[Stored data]
============================================================

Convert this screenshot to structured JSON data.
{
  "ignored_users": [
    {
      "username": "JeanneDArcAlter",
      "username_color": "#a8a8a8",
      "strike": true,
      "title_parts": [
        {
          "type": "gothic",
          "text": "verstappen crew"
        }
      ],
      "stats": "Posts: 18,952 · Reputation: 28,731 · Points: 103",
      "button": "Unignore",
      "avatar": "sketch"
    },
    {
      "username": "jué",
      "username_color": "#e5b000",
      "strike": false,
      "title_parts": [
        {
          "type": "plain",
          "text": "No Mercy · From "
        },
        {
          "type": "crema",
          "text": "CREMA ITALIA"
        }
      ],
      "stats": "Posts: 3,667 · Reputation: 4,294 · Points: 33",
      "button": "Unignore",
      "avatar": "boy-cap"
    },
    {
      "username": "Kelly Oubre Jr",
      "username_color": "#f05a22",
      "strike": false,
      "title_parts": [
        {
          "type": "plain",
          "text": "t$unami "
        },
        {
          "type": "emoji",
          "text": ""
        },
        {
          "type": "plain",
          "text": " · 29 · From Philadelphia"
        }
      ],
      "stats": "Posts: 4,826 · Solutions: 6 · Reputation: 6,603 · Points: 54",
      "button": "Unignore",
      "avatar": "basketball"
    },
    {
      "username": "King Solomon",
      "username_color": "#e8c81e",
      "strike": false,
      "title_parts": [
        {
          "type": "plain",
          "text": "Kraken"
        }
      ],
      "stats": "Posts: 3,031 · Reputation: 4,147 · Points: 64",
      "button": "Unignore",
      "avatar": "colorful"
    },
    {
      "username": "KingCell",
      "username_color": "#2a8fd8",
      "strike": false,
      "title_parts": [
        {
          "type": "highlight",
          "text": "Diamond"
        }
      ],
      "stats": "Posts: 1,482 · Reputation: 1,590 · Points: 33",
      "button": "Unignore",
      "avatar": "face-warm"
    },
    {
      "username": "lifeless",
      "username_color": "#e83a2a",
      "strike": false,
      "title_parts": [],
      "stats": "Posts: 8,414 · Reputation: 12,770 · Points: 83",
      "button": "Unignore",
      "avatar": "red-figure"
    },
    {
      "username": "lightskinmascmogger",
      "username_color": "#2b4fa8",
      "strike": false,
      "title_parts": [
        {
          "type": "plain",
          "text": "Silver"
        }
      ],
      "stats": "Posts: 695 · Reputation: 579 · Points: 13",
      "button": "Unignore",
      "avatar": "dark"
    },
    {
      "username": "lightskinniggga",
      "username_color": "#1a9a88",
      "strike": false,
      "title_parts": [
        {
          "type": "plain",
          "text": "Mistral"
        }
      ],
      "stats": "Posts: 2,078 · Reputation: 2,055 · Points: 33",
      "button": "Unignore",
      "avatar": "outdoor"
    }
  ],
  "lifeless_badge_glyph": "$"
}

============================================================

— WRITTEN INSTRUCTION —
The records above should be restated word for word, please.

— TASK ANSWER —
Convert this screenshot to structured JSON data.
{
  "ignored_users": [
    {
      "username": "JeanneDArcAlter",
      "username_color": "#a8a8a8",
      "strike": true,
      "title_parts": [
        {
          "type": "gothic",
          "text": "verstappen crew"
        }
      ],
      "stats": "Posts: 18,952 · Reputation: 28,731 · Points: 103",
      "button": "Unignore",
      "avatar": "sketch"
    },
    {
      "username": "jué",
      "username_color": "#e5b000",
      "strike": false,
      "title_parts": [
        {
          "type": "plain",
          "text": "No Mercy · From "
        },
        {
          "type": "crema",
          "text": "CREMA ITALIA"
        }
      ],
      "stats": "Posts: 3,667 · Reputation: 4,294 · Points: 33",
      "button": "Unignore",
      "avatar": "boy-cap"
    },
    {
      "username": "Kelly Oubre Jr",
      "username_color": "#f05a22",
      "strike": false,
      "title_parts": [
        {
          "type": "plain",
          "text": "t$unami "
        },
        {
          "type": "emoji",
          "text": ""
        },
        {
          "type": "plain",
          "text": " · 29 · From Philadelphia"
        }
      ],
      "stats": "Posts: 4,826 · Solutions: 6 · Reputation: 6,603 · Points: 54",
      "button": "Unignore",
      "avatar": "basketball"
    },
    {
      "username": "King Solomon",
      "username_color": "#e8c81e",
      "strike": false,
      "title_parts": [
        {
          "type": "plain",
          "text": "Kraken"
        }
      ],
      "stats": "Posts: 3,031 · Reputation: 4,147 · Points: 64",
      "button": "Unignore",
      "avatar": "colorful"
    },
    {
      "username": "KingCell",
      "username_color": "#2a8fd8",
      "strike": false,
      "title_parts": [
        {
          "type": "highlight",
          "text": "Diamond"
        }
      ],
      "stats": "Posts: 1,482 · Reputation: 1,590 · Points: 33",
      "button": "Unignore",
      "avatar": "face-warm"
    },
    {
      "username": "lifeless",
      "username_color": "#e83a2a",
      "strike": false,
      "title_parts": [],
      "stats": "Posts: 8,414 · Reputation: 12,770 · Points: 83",
      "button": "Unignore",
      "avatar": "red-figure"
    },
    {
      "username": "lightskinmascmogger",
      "username_color": "#2b4fa8",
      "strike": false,
      "title_parts": [
        {
          "type": "plain",
          "text": "Silver"
        }
      ],
      "stats": "Posts: 695 · Reputation: 579 · Points: 13",
      "button": "Unignore",
      "avatar": "dark"
    },
    {
      "username": "lightskinniggga",
      "username_color": "#1a9a88",
      "strike": false,
      "title_parts": [
        {
          "type": "plain",
          "text": "Mistral"
        }
      ],
      "stats": "Posts: 2,078 · Reputation: 2,055 · Points: 33",
      "button": "Unignore",
      "avatar": "outdoor"
    }
  ],
  "lifeless_badge_glyph": "$"
}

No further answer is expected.